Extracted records
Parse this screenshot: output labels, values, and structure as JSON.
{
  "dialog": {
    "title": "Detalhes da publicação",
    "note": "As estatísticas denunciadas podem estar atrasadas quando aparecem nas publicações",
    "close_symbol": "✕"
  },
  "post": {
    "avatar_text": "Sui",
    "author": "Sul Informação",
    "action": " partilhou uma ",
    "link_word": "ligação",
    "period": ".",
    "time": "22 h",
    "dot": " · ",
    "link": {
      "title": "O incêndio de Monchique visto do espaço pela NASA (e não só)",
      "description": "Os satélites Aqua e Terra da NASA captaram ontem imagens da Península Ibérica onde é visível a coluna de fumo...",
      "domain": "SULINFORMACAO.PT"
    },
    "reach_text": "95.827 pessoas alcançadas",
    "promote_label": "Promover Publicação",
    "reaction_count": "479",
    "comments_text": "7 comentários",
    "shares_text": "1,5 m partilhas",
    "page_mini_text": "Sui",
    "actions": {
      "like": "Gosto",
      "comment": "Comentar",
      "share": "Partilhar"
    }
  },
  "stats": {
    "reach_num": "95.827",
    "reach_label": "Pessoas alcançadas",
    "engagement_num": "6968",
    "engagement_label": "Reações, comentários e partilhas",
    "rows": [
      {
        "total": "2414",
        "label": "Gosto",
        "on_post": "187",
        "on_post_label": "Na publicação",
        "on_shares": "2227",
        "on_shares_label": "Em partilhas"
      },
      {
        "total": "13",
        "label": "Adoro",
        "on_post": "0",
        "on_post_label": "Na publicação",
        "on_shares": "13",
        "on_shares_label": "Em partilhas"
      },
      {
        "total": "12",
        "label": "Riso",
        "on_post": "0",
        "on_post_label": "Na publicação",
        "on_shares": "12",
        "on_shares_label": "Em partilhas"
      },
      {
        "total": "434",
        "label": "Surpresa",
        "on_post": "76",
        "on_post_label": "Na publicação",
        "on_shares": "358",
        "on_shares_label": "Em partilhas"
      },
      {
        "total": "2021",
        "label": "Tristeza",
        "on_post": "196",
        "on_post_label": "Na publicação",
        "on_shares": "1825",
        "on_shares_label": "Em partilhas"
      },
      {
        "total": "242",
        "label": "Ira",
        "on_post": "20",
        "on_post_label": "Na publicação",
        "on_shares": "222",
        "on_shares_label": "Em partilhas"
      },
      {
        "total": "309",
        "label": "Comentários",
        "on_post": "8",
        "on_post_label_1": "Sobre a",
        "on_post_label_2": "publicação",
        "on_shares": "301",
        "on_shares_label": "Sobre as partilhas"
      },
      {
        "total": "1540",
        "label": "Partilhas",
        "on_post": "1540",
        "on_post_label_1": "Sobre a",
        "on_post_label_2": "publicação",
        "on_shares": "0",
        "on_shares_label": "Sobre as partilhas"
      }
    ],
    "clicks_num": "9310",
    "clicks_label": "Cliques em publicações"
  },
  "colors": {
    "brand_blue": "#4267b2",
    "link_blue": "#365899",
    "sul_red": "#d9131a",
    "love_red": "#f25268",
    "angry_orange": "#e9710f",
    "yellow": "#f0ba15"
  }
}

**Directive**.
Each line holding the word "NASA" counts once; report the total and nothing else.

**Answer to the problem**.
2